*What this task involves:*
Recast the rows from the first one through the line containing "x-tick-label: 15 % xyxy=(675,590,731,615)", inclusive, as a JSON list of strings with one string per line and any blank lines left out.

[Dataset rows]
• • • • • • •

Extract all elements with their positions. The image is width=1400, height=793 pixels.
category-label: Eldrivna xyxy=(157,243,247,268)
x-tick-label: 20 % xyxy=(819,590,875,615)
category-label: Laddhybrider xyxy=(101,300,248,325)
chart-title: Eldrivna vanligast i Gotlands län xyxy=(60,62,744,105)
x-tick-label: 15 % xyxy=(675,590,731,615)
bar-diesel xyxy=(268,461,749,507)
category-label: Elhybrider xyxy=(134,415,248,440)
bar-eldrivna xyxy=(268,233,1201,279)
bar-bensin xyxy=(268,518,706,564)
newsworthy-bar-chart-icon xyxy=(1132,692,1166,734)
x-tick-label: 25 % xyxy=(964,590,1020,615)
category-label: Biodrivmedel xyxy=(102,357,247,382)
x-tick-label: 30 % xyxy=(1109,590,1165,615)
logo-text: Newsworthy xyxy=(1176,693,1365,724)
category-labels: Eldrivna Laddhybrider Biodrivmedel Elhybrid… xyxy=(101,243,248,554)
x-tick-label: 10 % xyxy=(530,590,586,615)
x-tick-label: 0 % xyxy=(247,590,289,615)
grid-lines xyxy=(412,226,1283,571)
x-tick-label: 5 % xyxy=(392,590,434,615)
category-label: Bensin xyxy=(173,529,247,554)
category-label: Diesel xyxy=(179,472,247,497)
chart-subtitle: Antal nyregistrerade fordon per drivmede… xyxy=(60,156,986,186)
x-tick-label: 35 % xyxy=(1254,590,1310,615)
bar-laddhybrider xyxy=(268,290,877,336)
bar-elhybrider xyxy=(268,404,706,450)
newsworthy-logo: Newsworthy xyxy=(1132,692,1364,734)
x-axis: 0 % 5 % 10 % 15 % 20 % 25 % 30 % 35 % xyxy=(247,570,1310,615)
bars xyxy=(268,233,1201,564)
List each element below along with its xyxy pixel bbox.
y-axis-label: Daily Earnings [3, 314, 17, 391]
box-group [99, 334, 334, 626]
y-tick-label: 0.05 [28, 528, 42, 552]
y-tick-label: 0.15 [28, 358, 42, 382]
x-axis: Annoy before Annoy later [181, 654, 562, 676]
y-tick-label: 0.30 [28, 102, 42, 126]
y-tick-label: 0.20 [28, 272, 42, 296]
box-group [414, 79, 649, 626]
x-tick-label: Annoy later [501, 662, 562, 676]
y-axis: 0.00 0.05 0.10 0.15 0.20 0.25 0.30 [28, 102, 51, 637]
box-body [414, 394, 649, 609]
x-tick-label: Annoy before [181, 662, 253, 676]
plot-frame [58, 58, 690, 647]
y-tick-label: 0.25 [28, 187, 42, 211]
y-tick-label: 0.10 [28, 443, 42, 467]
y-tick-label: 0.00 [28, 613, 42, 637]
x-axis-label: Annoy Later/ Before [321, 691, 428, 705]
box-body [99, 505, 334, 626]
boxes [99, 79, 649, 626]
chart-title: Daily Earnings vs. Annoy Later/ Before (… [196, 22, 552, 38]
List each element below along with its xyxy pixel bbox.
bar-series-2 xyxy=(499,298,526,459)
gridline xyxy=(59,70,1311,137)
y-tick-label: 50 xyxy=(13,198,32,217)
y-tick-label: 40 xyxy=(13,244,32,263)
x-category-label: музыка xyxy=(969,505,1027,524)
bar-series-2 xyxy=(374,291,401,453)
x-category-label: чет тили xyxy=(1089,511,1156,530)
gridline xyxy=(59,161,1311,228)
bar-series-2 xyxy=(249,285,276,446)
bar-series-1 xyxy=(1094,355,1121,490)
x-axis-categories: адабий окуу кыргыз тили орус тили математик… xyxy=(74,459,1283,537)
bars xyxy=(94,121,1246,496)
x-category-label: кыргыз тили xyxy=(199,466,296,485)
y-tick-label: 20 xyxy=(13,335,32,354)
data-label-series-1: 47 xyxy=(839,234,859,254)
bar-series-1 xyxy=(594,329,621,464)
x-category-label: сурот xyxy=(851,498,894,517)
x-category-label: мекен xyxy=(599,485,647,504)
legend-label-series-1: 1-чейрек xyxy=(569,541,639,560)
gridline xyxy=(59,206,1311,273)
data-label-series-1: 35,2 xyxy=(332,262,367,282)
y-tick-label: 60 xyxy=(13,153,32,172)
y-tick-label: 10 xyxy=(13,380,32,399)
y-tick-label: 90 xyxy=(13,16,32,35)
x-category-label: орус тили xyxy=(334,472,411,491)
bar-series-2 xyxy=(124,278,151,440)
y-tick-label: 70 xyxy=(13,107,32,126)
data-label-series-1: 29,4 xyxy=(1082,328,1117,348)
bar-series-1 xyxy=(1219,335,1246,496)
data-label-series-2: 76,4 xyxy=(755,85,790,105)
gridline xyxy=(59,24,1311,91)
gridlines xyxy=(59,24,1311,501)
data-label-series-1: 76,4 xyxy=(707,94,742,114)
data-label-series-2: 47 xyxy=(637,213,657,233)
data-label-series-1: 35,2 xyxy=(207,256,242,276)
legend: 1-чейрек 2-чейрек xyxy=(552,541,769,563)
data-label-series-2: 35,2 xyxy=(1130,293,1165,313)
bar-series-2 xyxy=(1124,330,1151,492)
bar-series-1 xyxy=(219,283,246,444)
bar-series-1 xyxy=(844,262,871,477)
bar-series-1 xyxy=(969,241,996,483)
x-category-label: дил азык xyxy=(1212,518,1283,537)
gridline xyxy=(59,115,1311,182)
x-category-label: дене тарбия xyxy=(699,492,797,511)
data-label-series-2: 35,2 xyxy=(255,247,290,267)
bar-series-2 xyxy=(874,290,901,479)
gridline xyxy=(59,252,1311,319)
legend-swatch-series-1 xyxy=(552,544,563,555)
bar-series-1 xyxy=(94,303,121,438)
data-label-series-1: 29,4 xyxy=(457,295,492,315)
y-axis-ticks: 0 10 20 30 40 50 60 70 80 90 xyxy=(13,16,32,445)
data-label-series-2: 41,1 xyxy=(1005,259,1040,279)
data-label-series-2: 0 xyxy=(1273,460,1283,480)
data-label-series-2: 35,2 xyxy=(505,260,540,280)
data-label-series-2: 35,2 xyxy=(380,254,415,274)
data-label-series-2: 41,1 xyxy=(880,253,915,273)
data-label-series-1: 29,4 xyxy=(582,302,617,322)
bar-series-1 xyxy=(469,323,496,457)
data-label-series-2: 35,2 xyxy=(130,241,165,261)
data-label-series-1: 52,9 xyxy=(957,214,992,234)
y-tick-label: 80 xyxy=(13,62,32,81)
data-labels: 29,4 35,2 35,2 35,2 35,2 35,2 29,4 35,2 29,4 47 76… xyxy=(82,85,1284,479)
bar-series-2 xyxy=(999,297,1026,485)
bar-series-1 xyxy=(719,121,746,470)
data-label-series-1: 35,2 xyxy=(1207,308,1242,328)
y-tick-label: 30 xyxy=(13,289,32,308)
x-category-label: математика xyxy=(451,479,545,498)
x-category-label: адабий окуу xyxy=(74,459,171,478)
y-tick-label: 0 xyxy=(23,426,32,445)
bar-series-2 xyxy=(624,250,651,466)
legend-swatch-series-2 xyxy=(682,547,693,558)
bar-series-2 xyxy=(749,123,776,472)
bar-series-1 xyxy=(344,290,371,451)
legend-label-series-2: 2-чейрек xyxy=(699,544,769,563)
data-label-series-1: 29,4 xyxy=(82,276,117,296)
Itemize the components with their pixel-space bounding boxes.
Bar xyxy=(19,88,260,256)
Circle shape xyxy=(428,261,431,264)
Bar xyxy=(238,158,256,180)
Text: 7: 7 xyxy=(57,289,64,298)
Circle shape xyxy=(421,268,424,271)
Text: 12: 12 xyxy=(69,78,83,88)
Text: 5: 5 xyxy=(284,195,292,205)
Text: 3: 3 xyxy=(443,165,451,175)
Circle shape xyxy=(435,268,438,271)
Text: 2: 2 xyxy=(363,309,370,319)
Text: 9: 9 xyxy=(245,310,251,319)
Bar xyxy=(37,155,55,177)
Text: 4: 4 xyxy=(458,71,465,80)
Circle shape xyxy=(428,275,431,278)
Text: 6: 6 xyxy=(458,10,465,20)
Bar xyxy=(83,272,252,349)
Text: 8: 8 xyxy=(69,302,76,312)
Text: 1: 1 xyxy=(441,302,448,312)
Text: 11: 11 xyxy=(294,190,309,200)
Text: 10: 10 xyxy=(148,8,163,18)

• • • • • • •

*Result for this task:*
[
  "Extract all elements with their positions. The image is width=1400, height=793 pixels.",
  "category-label: Eldrivna xyxy=(157,243,247,268)",
  "x-tick-label: 20 % xyxy=(819,590,875,615)",
  "category-label: Laddhybrider xyxy=(101,300,248,325)",
  "chart-title: Eldrivna vanligast i Gotlands län xyxy=(60,62,744,105)",
  "x-tick-label: 15 % xyxy=(675,590,731,615)"
]